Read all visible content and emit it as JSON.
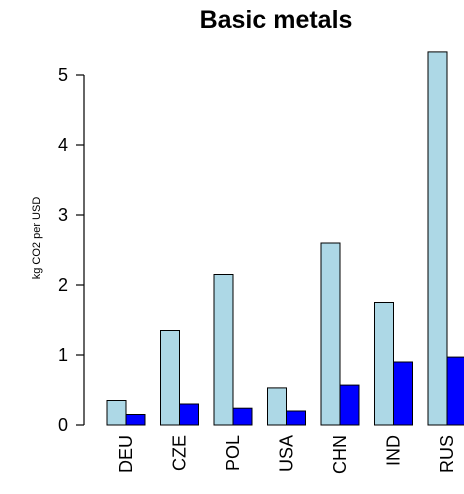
{
  "chart_data": {
    "type": "bar",
    "title": "Basic metals",
    "xlabel": "",
    "ylabel": "kg CO2 per USD",
    "categories": [
      "DEU",
      "CZE",
      "POL",
      "USA",
      "CHN",
      "IND",
      "RUS"
    ],
    "series": [
      {
        "color": "#add8e6",
        "values": [
          0.35,
          1.35,
          2.15,
          0.53,
          2.6,
          1.75,
          5.33
        ]
      },
      {
        "color": "#0000ff",
        "values": [
          0.15,
          0.3,
          0.24,
          0.2,
          0.57,
          0.9,
          0.97
        ]
      }
    ],
    "ylim": [
      0,
      5.5
    ],
    "yticks": [
      0,
      1,
      2,
      3,
      4,
      5
    ],
    "ytick_labels": [
      "0",
      "1",
      "2",
      "3",
      "4",
      "5"
    ],
    "grid": false,
    "legend": "none"
  }
}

__INSTRUCTION__. Set the entries down again exactly. Do not include the images.

__RESPONSE__.
Read all visible content and emit it as JSON.
{
  "chart_data": {
    "type": "bar",
    "title": "Basic metals",
    "xlabel": "",
    "ylabel": "kg CO2 per USD",
    "categories": [
      "DEU",
      "CZE",
      "POL",
      "USA",
      "CHN",
      "IND",
      "RUS"
    ],
    "series": [
      {
        "color": "#add8e6",
        "values": [
          0.35,
          1.35,
          2.15,
          0.53,
          2.6,
          1.75,
          5.33
        ]
      },
      {
        "color": "#0000ff",
        "values": [
          0.15,
          0.3,
          0.24,
          0.2,
          0.57,
          0.9,
          0.97
        ]
      }
    ],
    "ylim": [
      0,
      5.5
    ],
    "yticks": [
      0,
      1,
      2,
      3,
      4,
      5
    ],
    "ytick_labels": [
      "0",
      "1",
      "2",
      "3",
      "4",
      "5"
    ],
    "grid": false,
    "legend": "none"
  }
}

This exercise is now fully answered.